(Records from a data source)
= = = = = = =

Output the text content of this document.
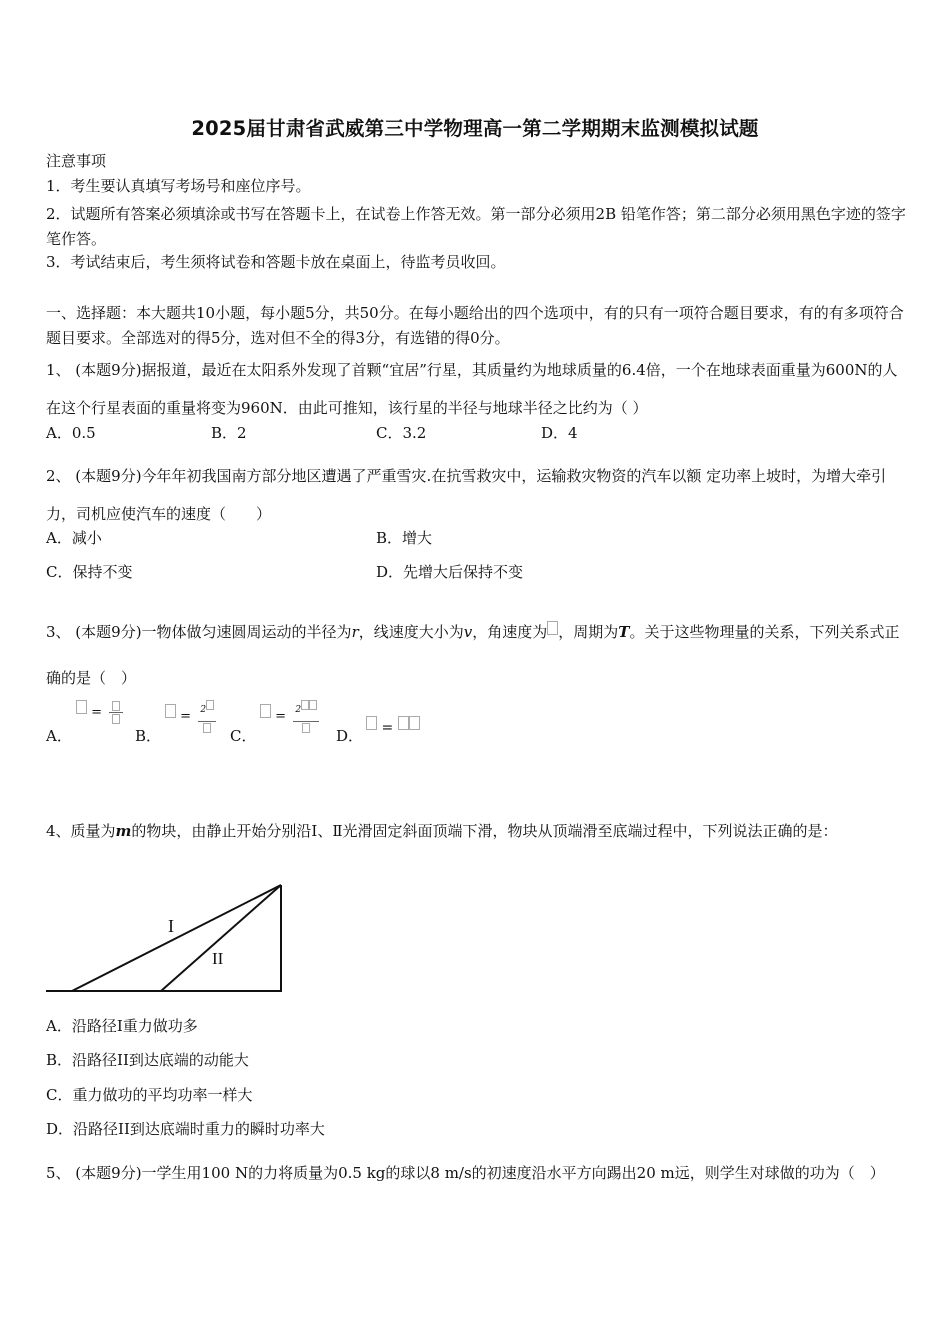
2025届甘肃省武威第三中学物理高一第二学期期末监测模拟试题
注意事项
1．考生要认真填写考场号和座位序号。
2．试题所有答案必须填涂或书写在答题卡上，在试卷上作答无效。第一部分必须用2B 铅笔作答；第二部分必须用黑色字迹的签字笔作答。
3．考试结束后，考生须将试卷和答题卡放在桌面上，待监考员收回。
一、选择题：本大题共10小题，每小题5分，共50分。在每小题给出的四个选项中，有的只有一项符合题目要求，有的有多项符合题目要求。全部选对的得5分，选对但不全的得3分，有选错的得0分。
1、 (本题9分)据报道，最近在太阳系外发现了首颗“宜居”行星，其质量约为地球质量的6.4倍，一个在地球表面重量为600N的人在这个行星表面的重量将变为960N．由此可推知，该行星的半径与地球半径之比约为（ ）
A．0.5	B．2	C．3.2	D．4
2、 (本题9分)今年年初我国南方部分地区遭遇了严重雪灾.在抗雪救灾中，运输救灾物资的汽车以额 定功率上坡时，为增大牵引力，司机应使汽车的速度（　　）
A．减小	B．增大
C．保持不变	D．先增大后保持不变
3、 (本题9分)一物体做匀速圆周运动的半径为r，线速度大小为v，角速度为 ，周期为T。关于这些物理量的关系，下列关系式正确的是（　）
A．
=
B．
= 2
C．
= 2
D．	=
4、质量为m的物块，由静止开始分别沿Ⅰ、Ⅱ光滑固定斜面顶端下滑，物块从顶端滑至底端过程中，下列说法正确的是：
I
II
A．沿路径Ⅰ重力做功多
B．沿路径II到达底端的动能大
C．重力做功的平均功率一样大
D．沿路径II到达底端时重力的瞬时功率大
5、 (本题9分)一学生用100 N的力将质量为0.5 kg的球以8 m/s的初速度沿水平方向踢出20 m远，则学生对球做的功为（　）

= = = = = = =

Short task:
All of the material above needs to be restated exactly, with no pictures.

Right answer:
Output the text content of this document.
2025届甘肃省武威第三中学物理高一第二学期期末监测模拟试题
注意事项
1．考生要认真填写考场号和座位序号。
2．试题所有答案必须填涂或书写在答题卡上，在试卷上作答无效。第一部分必须用2B 铅笔作答；第二部分必须用黑色字迹的签字笔作答。
3．考试结束后，考生须将试卷和答题卡放在桌面上，待监考员收回。
一、选择题：本大题共10小题，每小题5分，共50分。在每小题给出的四个选项中，有的只有一项符合题目要求，有的有多项符合题目要求。全部选对的得5分，选对但不全的得3分，有选错的得0分。
1、 (本题9分)据报道，最近在太阳系外发现了首颗“宜居”行星，其质量约为地球质量的6.4倍，一个在地球表面重量为600N的人在这个行星表面的重量将变为960N．由此可推知，该行星的半径与地球半径之比约为（ ）
A．0.5	B．2	C．3.2	D．4
2、 (本题9分)今年年初我国南方部分地区遭遇了严重雪灾.在抗雪救灾中，运输救灾物资的汽车以额 定功率上坡时，为增大牵引力，司机应使汽车的速度（　　）
A．减小	B．增大
C．保持不变	D．先增大后保持不变
3、 (本题9分)一物体做匀速圆周运动的半径为r，线速度大小为v，角速度为 ，周期为T。关于这些物理量的关系，下列关系式正确的是（　）
A．
=
B．
= 2
C．
= 2
D．	=
4、质量为m的物块，由静止开始分别沿Ⅰ、Ⅱ光滑固定斜面顶端下滑，物块从顶端滑至底端过程中，下列说法正确的是：
I
II
A．沿路径Ⅰ重力做功多
B．沿路径II到达底端的动能大
C．重力做功的平均功率一样大
D．沿路径II到达底端时重力的瞬时功率大
5、 (本题9分)一学生用100 N的力将质量为0.5 kg的球以8 m/s的初速度沿水平方向踢出20 m远，则学生对球做的功为（　）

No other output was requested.